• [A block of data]
:::::
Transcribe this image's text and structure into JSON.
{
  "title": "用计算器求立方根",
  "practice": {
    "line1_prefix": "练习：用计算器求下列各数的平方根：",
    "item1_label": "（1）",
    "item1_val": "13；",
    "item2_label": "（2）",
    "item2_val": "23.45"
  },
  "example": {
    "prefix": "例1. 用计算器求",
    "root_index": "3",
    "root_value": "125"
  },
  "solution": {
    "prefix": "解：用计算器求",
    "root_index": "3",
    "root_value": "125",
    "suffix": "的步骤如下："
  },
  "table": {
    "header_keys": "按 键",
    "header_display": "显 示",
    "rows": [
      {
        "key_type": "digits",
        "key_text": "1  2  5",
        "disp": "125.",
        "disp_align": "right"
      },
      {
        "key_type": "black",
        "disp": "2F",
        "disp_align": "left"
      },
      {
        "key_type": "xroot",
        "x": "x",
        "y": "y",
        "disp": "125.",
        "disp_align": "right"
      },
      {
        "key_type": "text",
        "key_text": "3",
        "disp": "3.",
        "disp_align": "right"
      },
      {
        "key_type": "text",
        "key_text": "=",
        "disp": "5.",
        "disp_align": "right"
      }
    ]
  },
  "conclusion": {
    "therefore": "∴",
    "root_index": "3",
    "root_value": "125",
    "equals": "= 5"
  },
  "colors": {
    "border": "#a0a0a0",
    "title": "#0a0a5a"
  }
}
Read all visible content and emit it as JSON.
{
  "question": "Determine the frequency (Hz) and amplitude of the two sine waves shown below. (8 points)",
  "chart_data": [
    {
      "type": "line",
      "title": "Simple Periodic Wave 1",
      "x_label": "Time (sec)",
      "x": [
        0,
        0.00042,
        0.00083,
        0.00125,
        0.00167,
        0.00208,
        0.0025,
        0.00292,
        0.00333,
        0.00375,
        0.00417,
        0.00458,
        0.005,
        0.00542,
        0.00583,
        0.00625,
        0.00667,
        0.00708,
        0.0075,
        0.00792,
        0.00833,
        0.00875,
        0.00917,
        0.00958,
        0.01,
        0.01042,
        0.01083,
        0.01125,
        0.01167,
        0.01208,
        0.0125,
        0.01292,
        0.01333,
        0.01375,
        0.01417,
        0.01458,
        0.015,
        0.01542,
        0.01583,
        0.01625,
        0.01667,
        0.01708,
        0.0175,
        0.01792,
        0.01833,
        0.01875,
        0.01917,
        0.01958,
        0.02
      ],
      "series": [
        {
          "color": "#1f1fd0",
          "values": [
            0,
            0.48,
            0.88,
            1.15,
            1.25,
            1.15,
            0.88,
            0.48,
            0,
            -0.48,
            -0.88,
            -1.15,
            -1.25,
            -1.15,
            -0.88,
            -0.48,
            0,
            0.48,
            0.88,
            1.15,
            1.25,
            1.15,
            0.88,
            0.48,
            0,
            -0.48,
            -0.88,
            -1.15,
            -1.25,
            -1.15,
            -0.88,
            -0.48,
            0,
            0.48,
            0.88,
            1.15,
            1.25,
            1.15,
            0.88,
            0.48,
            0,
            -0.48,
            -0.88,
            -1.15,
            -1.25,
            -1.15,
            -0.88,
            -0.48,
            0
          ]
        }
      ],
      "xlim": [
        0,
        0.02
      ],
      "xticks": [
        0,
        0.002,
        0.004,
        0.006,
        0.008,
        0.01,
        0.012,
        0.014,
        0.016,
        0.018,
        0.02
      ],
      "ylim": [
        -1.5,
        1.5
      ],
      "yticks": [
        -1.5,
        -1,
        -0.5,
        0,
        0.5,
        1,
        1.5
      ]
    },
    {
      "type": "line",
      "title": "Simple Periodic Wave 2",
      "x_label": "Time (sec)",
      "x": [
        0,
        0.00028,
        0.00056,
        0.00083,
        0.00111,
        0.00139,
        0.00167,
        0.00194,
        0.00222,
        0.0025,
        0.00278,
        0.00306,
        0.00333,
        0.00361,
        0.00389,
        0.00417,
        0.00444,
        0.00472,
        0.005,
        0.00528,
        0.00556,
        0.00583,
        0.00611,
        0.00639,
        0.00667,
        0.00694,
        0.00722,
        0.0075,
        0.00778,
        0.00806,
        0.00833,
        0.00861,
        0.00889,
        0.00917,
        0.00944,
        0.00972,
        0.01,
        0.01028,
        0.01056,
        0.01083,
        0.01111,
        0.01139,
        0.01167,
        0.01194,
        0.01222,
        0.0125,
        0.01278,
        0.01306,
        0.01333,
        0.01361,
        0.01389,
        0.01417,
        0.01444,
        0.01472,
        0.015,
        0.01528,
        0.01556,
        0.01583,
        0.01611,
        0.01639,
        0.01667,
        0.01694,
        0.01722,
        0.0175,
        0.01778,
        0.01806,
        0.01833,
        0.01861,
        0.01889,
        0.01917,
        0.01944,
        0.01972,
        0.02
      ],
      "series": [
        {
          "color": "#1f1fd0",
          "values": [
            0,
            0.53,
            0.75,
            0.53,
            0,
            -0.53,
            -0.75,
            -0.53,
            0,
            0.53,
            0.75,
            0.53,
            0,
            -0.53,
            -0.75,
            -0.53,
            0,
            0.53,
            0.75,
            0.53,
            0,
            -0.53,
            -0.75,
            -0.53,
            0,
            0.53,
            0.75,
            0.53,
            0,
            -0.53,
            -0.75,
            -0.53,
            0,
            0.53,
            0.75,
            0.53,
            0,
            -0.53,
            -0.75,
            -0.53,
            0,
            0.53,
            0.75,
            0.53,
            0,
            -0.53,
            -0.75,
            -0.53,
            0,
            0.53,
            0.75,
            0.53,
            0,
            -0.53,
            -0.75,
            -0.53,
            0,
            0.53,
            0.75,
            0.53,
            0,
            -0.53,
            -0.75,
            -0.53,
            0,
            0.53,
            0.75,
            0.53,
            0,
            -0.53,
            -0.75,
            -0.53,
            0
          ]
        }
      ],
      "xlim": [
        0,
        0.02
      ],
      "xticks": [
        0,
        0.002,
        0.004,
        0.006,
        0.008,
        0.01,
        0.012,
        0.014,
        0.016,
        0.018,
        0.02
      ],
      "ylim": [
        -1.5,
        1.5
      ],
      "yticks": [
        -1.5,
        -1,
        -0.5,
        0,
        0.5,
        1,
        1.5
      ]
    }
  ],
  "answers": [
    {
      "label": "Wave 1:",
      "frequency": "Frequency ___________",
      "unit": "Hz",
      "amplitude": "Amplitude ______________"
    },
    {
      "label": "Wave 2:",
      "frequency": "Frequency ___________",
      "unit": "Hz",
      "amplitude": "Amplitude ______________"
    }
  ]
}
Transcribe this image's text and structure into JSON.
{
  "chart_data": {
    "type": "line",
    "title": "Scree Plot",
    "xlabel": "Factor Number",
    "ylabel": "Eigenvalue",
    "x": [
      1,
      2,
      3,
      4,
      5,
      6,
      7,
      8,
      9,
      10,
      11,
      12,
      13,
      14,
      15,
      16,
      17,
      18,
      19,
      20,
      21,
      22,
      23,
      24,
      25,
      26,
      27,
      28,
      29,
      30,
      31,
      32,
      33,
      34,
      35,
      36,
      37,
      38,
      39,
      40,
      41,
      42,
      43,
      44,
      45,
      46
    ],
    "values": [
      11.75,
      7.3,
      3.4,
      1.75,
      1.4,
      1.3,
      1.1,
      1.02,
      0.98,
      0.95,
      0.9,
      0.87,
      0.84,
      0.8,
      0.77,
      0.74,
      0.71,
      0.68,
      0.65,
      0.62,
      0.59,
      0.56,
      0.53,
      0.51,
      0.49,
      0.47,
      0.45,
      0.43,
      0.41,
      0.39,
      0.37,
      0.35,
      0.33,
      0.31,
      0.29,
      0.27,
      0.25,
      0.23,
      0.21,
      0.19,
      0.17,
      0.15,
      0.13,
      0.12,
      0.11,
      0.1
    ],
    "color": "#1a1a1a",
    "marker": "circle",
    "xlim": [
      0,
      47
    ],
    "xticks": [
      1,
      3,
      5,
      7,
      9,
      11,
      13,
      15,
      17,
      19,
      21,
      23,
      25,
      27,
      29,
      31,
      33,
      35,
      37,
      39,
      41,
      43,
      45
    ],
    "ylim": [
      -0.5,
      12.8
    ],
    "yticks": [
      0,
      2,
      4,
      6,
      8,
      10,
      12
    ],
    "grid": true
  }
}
:::::
Work out how many lines of the listing above include "Simple". Answer with the number and nothing more.

2